━━━━━ DATA TO PROCESS
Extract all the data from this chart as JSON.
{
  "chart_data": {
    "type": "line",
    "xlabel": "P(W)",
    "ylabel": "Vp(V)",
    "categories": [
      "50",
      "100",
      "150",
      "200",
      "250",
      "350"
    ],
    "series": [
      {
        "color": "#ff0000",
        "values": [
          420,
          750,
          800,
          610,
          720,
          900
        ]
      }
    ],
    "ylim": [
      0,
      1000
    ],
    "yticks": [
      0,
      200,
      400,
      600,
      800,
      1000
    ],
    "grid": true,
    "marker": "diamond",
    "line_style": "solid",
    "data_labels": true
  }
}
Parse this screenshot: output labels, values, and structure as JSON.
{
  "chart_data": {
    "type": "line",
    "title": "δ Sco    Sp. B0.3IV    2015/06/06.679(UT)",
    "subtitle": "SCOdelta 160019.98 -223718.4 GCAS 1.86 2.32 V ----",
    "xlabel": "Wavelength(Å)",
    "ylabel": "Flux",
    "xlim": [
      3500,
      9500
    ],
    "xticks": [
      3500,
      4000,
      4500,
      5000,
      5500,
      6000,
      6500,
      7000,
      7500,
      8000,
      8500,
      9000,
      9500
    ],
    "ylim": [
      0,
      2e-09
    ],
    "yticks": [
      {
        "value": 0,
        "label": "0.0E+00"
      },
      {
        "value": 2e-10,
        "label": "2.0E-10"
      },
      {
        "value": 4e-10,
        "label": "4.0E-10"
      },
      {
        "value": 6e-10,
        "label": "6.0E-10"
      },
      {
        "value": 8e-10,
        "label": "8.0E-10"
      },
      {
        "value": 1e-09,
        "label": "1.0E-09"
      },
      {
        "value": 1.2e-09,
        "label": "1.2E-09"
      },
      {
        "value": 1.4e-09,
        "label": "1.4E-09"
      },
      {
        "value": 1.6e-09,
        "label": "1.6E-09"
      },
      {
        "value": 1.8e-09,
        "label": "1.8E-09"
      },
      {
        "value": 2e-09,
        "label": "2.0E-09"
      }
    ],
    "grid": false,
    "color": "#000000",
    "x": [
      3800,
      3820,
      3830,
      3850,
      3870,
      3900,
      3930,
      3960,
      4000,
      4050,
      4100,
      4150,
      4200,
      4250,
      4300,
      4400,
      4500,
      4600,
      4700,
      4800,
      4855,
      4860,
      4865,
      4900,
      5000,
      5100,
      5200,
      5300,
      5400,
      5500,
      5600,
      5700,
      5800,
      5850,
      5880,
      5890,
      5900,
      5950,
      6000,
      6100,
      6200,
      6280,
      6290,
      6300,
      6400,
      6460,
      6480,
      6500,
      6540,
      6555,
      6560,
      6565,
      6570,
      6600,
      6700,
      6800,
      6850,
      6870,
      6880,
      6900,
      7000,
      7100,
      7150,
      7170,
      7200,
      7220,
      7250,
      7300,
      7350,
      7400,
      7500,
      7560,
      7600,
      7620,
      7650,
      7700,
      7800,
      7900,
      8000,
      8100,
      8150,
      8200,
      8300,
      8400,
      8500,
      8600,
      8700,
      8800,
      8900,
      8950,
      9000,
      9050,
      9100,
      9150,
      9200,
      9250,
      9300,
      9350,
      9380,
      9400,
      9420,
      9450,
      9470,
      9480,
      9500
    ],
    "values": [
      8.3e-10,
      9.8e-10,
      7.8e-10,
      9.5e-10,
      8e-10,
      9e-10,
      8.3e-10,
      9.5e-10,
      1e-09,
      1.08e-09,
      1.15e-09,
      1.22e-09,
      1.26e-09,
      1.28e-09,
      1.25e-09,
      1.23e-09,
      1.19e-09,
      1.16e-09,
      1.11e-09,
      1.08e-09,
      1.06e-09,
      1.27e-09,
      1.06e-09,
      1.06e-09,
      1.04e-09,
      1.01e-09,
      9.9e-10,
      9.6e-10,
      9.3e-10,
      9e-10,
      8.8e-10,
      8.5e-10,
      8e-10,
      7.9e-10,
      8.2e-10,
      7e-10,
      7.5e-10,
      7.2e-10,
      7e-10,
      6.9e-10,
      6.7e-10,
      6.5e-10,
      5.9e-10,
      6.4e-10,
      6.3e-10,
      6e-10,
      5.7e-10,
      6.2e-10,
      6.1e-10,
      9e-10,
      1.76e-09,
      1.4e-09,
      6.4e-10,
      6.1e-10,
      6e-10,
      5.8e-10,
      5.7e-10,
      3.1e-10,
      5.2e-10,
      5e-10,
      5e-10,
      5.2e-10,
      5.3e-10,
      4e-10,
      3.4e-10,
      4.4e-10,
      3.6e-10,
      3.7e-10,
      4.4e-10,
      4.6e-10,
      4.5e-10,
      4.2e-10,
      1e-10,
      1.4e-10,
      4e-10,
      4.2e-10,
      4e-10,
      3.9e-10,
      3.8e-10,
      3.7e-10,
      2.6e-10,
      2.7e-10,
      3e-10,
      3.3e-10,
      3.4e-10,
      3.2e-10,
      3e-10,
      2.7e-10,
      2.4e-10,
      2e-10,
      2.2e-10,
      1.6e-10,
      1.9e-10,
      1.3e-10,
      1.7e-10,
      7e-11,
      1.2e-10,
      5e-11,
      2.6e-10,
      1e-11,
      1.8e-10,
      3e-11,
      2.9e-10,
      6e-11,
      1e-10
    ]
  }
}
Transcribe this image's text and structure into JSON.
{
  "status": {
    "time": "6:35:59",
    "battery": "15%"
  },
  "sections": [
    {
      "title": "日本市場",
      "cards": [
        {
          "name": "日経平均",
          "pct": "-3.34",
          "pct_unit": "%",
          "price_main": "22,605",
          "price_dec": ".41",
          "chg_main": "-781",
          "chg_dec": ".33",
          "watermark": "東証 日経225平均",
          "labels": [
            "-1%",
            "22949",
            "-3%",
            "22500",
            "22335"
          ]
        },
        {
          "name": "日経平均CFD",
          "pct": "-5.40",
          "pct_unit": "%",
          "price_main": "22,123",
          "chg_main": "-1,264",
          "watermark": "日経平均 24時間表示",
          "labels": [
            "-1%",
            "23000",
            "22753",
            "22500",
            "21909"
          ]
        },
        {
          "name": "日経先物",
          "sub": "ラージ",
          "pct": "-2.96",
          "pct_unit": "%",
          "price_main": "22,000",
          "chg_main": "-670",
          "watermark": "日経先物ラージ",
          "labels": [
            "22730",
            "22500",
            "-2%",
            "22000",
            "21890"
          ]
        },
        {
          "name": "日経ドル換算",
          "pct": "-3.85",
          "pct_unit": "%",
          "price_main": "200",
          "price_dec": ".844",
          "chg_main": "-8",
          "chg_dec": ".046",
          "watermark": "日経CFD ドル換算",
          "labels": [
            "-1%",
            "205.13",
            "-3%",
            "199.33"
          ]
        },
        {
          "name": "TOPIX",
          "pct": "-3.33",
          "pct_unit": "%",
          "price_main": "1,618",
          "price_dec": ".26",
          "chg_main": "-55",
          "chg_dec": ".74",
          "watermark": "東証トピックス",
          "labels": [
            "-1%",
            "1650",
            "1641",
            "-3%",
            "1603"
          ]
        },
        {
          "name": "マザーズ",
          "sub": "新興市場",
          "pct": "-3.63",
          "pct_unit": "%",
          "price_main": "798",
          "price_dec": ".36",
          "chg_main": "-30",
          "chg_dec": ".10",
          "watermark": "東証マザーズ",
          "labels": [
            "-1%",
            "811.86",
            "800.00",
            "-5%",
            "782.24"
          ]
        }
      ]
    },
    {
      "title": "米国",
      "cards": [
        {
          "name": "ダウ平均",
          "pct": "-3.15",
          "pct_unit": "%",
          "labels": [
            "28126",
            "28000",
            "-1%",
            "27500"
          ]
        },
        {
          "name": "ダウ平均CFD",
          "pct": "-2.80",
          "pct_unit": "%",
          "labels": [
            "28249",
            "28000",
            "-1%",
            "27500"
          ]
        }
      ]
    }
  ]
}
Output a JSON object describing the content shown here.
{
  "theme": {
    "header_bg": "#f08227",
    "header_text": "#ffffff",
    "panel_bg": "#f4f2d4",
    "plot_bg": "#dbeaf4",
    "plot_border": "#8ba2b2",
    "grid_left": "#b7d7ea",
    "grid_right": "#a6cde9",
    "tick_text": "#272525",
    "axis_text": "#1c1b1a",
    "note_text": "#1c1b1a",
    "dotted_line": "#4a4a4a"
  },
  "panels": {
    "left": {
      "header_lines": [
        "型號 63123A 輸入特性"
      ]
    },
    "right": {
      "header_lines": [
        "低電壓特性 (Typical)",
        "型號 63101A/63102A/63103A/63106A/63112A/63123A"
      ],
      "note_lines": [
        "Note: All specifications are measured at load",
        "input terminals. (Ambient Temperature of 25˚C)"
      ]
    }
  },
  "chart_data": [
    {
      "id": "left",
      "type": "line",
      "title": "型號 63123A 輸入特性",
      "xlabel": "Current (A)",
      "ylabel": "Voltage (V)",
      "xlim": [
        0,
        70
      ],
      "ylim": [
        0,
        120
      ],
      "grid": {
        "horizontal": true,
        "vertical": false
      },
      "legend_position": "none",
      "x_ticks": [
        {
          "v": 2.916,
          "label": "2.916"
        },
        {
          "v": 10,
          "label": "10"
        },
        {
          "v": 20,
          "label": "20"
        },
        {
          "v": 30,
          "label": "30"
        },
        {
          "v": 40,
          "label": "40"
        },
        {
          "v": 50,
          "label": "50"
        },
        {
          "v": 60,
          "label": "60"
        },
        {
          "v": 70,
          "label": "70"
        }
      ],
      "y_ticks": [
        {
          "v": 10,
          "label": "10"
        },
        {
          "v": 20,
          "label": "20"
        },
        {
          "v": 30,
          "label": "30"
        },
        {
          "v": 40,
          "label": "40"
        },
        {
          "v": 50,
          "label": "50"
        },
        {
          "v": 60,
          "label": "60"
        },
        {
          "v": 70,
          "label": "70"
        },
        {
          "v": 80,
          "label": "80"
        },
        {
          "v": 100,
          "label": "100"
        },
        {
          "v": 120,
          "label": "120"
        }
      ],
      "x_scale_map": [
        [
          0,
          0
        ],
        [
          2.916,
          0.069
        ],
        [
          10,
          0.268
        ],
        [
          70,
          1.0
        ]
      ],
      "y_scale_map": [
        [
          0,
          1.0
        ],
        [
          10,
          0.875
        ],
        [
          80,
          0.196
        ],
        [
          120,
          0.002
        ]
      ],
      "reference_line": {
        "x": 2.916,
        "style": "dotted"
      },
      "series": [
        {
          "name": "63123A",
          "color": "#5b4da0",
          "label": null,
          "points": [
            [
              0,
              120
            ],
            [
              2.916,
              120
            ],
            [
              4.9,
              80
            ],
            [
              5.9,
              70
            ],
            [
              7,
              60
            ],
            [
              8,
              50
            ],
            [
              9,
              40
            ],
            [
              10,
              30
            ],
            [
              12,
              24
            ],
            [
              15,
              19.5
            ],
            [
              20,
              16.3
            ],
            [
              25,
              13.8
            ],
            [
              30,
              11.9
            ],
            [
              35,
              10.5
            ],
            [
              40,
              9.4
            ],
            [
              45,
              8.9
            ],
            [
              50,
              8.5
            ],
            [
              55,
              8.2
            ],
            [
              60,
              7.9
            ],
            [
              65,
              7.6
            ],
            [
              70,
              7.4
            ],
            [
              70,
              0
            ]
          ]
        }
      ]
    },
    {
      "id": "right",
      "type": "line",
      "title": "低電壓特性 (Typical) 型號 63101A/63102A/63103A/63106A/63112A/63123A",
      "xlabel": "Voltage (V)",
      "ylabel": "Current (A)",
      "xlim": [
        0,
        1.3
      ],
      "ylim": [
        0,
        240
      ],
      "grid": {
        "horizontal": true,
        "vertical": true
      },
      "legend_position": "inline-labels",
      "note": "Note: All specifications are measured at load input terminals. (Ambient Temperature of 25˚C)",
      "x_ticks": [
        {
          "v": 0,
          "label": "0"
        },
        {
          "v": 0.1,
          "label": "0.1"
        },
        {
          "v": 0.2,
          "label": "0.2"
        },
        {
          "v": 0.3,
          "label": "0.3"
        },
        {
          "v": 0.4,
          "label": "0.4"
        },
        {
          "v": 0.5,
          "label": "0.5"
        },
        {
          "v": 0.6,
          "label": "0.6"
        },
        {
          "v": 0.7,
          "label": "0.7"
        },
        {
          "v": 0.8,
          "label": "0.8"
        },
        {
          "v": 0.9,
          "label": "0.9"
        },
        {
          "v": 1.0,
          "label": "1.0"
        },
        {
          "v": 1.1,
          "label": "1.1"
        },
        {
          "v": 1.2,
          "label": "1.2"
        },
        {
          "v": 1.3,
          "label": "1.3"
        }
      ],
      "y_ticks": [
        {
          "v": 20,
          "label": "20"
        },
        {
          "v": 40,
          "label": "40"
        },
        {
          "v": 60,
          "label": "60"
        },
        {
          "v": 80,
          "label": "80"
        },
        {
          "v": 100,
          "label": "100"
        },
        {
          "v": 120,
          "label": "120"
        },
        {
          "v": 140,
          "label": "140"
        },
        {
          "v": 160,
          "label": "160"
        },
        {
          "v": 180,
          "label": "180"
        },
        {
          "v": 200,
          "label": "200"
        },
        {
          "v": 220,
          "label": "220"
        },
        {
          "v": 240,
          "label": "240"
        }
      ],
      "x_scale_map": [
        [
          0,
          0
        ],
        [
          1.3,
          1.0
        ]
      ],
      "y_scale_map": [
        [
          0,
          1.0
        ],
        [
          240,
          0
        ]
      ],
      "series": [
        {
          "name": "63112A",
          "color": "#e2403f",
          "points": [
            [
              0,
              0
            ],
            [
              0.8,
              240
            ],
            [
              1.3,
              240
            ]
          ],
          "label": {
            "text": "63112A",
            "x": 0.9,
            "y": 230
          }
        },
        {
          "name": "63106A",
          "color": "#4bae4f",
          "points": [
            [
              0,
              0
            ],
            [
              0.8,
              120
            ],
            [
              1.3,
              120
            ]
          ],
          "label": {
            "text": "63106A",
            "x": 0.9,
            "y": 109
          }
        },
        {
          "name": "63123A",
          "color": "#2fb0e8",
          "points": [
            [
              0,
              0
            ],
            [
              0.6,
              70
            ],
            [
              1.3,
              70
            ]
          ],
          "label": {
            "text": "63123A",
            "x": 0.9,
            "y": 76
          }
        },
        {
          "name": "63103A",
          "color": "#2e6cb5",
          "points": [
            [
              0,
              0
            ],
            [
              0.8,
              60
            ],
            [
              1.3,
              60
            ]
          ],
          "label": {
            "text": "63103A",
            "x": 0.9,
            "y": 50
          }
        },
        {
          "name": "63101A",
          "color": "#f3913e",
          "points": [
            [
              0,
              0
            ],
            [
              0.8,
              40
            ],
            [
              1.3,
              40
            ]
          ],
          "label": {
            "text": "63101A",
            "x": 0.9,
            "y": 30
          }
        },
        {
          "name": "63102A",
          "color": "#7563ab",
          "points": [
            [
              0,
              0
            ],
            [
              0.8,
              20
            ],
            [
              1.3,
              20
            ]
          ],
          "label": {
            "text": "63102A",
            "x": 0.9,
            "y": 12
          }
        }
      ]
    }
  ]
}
━━━━━━━━━━
Report all lines of the data above that include the string "input".

OUTPUT:
        "input terminals. (Ambient Temperature of 25˚C)"
      "note": "Note: All specifications are measured at load input terminals. (Ambient Temperature of 25˚C)",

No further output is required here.